What number of lines contain the word "γωνίας"? Reply with the number and nothing else.

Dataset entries
━━━━━━━━━━━━━━━━━━━━

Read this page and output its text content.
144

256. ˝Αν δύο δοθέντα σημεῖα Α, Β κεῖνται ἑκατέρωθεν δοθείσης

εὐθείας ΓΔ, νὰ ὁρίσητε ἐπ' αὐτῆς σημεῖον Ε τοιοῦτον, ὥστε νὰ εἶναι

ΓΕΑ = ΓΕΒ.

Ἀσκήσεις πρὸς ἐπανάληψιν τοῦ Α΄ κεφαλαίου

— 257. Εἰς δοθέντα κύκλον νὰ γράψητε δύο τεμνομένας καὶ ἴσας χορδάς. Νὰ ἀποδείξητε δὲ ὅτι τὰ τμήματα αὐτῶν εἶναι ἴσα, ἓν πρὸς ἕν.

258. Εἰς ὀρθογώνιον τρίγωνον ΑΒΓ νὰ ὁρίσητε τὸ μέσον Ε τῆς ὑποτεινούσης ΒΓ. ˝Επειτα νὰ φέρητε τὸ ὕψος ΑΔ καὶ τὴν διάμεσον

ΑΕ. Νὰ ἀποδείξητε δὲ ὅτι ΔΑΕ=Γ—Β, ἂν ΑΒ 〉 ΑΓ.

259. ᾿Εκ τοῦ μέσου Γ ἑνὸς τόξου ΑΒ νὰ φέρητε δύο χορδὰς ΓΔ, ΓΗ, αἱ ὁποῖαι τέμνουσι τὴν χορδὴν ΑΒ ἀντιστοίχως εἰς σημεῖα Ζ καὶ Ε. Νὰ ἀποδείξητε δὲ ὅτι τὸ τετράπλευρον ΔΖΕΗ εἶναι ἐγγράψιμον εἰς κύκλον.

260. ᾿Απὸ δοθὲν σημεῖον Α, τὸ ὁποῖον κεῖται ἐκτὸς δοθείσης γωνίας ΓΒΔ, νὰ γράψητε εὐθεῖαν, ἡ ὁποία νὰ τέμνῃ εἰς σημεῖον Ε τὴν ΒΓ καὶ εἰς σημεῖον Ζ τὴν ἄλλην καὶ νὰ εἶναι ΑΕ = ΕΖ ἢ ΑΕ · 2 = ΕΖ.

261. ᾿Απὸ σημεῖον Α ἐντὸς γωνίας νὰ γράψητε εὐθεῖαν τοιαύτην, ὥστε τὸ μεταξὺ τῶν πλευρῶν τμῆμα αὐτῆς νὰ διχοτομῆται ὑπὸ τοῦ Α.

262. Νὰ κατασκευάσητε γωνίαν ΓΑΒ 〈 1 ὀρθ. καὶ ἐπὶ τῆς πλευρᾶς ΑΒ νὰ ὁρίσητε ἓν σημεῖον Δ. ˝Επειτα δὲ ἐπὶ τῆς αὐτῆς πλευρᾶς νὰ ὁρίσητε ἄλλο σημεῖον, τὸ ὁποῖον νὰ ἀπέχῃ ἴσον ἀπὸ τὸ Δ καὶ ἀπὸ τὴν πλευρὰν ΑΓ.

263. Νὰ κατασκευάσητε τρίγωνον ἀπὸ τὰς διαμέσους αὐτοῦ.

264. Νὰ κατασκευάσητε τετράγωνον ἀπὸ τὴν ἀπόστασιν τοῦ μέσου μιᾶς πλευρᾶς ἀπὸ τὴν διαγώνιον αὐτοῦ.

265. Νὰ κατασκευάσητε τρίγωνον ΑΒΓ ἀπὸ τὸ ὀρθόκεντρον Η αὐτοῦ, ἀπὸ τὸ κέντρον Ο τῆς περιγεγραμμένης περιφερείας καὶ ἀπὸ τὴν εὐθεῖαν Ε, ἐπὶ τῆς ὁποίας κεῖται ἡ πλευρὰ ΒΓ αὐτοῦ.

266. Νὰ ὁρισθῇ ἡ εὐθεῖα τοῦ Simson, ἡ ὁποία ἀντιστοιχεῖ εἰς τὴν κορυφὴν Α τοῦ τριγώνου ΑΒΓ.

━━━━━━━━━━━━━━━━━━━━

● **EXERCISE OUTPUT**: 2